**What the task asks:**
Which lines in the entries below contain the string "biān"? Gather every such line, counting only matches with the same uppercase and lowercase letters.

**Records supplied:**
----------------

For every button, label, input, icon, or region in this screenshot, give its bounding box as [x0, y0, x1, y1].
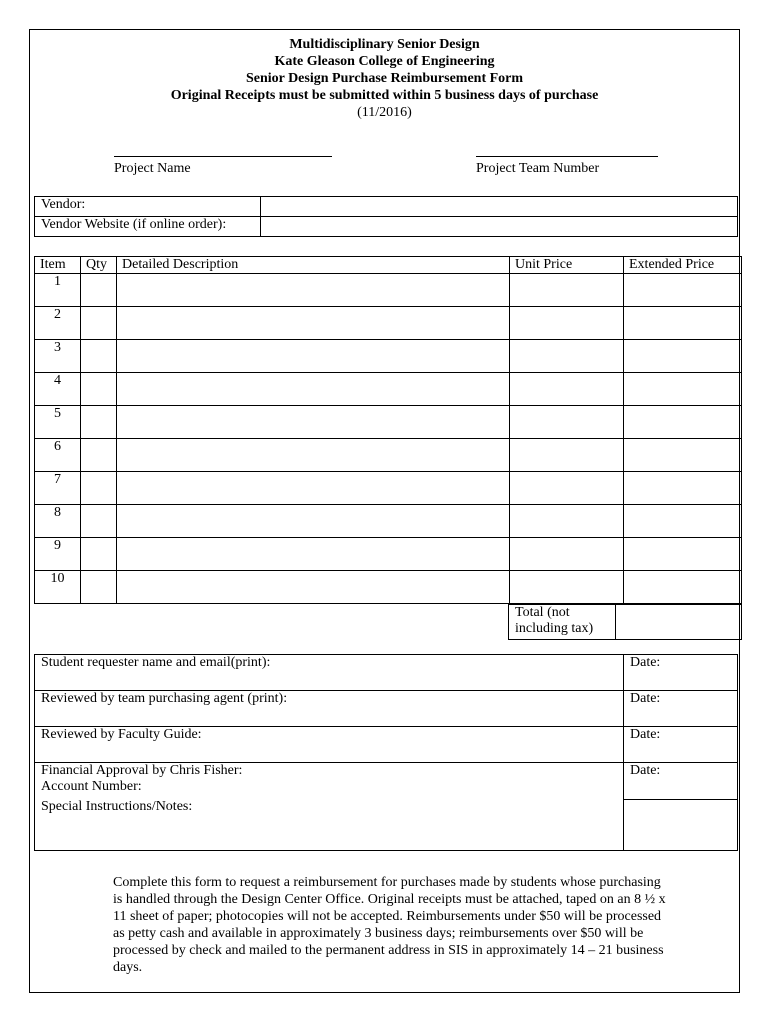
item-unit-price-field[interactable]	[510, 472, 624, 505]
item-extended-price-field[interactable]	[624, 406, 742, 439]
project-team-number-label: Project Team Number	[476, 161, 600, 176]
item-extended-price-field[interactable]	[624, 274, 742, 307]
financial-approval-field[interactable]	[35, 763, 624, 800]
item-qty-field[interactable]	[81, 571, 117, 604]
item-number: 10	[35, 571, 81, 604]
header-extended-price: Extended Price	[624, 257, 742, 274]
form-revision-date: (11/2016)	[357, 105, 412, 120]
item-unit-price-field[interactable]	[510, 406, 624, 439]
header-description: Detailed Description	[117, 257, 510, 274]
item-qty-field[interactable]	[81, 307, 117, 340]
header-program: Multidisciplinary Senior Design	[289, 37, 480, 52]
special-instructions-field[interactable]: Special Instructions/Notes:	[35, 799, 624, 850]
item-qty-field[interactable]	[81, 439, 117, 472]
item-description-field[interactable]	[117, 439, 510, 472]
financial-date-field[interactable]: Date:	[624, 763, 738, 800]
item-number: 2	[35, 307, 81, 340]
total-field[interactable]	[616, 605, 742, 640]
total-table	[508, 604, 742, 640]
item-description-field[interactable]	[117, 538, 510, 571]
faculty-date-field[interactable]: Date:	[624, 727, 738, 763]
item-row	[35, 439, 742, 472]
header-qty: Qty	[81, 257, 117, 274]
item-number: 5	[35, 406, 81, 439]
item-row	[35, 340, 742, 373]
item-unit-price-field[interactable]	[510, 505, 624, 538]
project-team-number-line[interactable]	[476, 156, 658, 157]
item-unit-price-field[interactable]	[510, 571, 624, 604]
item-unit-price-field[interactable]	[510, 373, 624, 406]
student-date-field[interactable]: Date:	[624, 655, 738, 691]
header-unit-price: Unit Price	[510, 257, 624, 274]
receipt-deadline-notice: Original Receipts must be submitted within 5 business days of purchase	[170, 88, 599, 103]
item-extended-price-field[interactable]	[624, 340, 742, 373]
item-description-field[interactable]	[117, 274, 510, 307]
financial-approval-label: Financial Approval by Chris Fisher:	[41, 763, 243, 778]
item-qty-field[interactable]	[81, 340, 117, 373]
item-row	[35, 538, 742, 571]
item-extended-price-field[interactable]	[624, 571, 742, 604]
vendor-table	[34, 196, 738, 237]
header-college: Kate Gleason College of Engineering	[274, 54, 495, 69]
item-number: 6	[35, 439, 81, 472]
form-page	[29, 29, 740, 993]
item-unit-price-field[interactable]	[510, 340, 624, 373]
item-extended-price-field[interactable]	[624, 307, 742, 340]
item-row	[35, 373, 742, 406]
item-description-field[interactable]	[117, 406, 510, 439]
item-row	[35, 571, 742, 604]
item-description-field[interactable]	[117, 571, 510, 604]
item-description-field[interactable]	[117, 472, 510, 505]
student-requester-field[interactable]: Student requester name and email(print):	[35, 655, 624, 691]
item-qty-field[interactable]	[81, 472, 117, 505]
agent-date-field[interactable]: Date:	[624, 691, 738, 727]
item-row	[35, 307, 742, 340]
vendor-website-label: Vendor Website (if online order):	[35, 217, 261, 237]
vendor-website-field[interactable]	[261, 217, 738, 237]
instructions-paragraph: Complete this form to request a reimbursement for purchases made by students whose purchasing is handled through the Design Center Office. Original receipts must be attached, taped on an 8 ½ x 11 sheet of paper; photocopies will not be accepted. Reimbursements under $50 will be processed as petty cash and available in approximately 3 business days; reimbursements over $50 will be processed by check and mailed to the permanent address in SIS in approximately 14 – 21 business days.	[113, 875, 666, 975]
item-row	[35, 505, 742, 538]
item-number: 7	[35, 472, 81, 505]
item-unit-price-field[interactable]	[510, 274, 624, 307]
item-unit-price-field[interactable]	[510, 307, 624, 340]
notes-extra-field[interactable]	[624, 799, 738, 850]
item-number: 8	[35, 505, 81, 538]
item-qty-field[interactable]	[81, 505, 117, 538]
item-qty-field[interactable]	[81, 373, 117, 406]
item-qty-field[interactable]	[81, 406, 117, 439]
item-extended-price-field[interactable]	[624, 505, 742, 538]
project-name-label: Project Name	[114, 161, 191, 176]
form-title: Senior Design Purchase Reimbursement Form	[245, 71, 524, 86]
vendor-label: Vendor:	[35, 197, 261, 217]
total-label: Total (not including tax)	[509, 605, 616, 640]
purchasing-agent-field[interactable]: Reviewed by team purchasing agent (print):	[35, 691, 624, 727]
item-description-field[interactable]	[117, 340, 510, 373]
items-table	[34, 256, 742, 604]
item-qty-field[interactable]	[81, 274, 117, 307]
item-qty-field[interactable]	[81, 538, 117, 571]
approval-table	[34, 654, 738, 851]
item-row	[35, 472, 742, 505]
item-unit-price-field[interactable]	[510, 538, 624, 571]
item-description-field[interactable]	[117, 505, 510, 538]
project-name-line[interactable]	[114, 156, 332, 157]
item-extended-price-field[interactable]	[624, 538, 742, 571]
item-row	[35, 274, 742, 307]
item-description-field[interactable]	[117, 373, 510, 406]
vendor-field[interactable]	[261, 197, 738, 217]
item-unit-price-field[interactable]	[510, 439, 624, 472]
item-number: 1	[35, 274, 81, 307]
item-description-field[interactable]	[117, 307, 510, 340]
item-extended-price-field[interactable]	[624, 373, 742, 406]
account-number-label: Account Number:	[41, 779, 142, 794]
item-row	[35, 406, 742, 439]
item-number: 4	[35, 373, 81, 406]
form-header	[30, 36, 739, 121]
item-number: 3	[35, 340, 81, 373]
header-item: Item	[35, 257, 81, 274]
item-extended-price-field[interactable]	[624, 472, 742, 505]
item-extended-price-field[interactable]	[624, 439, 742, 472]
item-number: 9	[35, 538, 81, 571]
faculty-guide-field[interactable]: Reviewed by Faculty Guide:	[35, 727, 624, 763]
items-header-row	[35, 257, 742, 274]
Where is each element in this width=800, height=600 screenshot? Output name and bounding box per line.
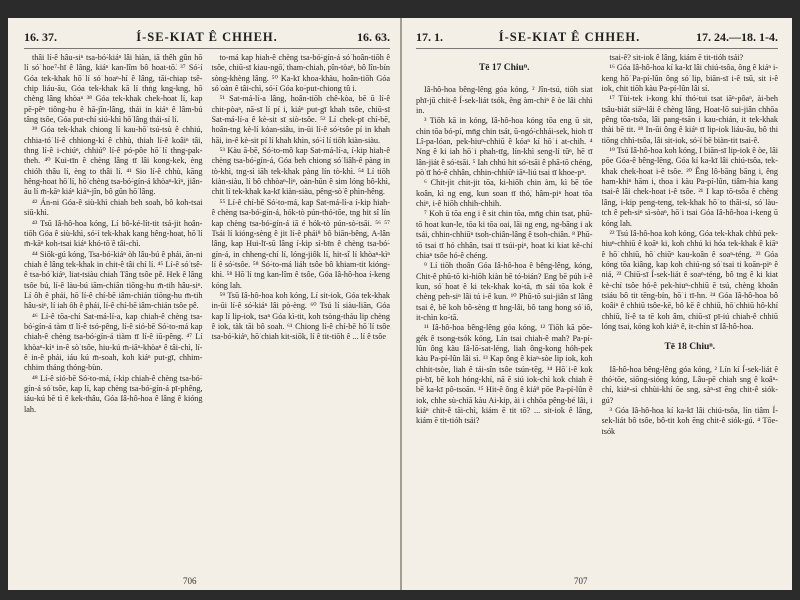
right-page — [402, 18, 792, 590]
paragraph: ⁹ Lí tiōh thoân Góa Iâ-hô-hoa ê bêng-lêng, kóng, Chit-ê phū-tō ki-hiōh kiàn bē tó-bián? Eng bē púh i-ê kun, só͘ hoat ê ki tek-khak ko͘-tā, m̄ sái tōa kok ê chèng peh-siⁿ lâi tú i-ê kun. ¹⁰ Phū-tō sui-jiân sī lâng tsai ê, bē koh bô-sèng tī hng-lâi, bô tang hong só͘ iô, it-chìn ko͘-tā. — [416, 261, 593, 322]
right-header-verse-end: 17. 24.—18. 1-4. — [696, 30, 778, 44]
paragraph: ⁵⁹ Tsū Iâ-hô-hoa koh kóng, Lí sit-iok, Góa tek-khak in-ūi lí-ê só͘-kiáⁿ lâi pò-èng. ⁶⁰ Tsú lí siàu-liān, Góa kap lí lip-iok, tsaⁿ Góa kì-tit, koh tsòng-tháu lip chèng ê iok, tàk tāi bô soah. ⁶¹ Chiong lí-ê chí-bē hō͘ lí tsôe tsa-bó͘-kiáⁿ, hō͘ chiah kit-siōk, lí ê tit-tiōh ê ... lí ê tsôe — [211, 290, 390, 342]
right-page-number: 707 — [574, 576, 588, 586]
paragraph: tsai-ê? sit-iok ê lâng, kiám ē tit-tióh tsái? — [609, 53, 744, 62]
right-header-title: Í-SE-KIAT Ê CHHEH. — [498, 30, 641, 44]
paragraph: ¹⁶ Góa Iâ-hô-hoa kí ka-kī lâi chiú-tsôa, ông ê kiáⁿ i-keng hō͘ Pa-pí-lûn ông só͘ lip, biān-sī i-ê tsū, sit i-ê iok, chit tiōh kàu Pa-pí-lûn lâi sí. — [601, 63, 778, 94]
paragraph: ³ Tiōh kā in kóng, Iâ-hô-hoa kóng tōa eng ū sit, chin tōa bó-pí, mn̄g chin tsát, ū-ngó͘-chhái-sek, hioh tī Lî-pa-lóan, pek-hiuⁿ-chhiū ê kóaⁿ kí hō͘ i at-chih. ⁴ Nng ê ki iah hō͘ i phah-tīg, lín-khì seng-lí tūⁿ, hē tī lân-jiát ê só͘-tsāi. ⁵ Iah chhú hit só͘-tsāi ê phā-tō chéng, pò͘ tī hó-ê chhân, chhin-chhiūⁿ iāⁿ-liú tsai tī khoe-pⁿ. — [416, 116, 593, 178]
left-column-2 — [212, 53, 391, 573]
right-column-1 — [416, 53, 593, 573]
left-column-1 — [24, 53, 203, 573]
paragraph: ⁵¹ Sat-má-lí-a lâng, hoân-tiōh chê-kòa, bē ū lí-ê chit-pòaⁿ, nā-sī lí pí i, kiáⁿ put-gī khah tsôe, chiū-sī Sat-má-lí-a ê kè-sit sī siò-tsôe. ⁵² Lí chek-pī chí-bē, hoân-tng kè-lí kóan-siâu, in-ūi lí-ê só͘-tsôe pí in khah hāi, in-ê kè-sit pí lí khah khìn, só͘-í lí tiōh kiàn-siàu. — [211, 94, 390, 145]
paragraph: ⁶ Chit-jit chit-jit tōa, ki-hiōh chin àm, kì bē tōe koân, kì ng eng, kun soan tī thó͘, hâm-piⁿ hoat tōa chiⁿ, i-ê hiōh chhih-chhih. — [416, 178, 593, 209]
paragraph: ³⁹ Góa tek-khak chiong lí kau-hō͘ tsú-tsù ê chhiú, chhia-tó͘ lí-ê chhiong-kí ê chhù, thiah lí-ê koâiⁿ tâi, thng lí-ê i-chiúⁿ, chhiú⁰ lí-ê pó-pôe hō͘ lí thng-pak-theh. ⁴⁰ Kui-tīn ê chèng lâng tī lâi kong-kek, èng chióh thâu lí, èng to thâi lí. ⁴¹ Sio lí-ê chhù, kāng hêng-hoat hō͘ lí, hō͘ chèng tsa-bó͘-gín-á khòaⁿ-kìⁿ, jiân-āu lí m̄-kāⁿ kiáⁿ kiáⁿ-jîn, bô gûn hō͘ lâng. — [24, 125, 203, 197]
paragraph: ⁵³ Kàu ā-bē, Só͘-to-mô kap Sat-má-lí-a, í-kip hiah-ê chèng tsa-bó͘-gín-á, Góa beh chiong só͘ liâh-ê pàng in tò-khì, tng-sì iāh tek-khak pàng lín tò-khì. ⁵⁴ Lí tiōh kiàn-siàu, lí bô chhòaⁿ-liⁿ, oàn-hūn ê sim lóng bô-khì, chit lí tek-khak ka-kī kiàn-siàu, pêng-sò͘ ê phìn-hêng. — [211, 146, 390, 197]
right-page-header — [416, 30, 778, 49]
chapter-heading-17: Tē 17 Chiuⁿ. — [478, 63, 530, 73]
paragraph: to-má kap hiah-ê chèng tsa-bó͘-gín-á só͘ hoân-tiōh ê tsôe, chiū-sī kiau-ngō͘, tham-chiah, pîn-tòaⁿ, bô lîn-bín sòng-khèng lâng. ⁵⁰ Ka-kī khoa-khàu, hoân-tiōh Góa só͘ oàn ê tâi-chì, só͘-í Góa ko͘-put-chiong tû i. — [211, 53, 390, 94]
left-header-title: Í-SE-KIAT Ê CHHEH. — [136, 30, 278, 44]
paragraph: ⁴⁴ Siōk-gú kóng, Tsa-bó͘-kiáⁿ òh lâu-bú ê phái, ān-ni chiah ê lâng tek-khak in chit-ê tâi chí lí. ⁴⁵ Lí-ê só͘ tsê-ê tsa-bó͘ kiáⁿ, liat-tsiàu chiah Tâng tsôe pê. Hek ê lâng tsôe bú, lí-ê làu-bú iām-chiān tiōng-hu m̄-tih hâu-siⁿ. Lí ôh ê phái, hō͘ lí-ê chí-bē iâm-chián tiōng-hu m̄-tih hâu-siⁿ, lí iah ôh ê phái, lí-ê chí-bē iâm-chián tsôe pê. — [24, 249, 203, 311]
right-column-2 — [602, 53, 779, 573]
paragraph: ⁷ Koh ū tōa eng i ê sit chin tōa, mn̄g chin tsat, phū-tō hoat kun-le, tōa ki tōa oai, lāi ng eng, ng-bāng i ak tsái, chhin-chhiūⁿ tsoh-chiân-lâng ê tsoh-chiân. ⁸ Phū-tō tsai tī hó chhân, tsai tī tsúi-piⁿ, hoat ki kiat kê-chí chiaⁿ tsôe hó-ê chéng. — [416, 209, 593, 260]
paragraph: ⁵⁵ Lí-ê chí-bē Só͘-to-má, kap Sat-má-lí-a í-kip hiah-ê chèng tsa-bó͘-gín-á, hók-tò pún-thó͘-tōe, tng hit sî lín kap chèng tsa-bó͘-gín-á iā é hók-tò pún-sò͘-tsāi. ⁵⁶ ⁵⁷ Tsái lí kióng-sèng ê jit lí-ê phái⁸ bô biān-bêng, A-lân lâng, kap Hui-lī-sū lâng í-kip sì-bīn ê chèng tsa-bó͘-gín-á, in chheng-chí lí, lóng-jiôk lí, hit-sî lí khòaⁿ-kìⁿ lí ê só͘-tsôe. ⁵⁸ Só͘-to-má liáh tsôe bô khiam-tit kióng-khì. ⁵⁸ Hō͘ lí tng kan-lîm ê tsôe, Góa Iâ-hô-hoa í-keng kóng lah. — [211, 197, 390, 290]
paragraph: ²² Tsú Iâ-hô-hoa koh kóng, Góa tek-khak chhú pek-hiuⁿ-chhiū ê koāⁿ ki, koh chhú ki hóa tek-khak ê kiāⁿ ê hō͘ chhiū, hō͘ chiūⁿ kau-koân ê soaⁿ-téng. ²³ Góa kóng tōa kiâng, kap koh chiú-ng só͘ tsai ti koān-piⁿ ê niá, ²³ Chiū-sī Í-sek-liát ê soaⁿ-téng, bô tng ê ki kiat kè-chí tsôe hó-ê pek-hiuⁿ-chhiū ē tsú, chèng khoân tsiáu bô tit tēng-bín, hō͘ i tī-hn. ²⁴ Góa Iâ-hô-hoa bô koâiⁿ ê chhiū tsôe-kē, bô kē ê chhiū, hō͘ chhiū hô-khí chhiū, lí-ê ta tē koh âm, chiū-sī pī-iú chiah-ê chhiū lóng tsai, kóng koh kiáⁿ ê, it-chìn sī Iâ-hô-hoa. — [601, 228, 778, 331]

----------------

**Task answer:**
paragraph: ¹⁶ Góa Iâ-hô-hoa kí ka-kī lâi chiú-tsôa, ông ê kiáⁿ i-keng hō͘ Pa-pí-lûn ông só͘ lip, biān-sī i-ê tsū, sit i-ê iok, chit tiōh kàu Pa-pí-lûn lâi sí. — [601, 63, 778, 94]
paragraph: ⁵⁵ Lí-ê chí-bē Só͘-to-má, kap Sat-má-lí-a í-kip hiah-ê chèng tsa-bó͘-gín-á, hók-tò pún-thó͘-tōe, tng hit sî lín kap chèng tsa-bó͘-gín-á iā é hók-tò pún-sò͘-tsāi. ⁵⁶ ⁵⁷ Tsái lí kióng-sèng ê jit lí-ê phái⁸ bô biān-bêng, A-lân lâng, kap Hui-lī-sū lâng í-kip sì-bīn ê chèng tsa-bó͘-gín-á, in chheng-chí lí, lóng-jiôk lí, hit-sî lí khòaⁿ-kìⁿ lí ê só͘-tsôe. ⁵⁸ Só͘-to-má liáh tsôe bô khiam-tit kióng-khì. ⁵⁸ Hō͘ lí tng kan-lîm ê tsôe, Góa Iâ-hô-hoa í-keng kóng lah. — [211, 197, 390, 290]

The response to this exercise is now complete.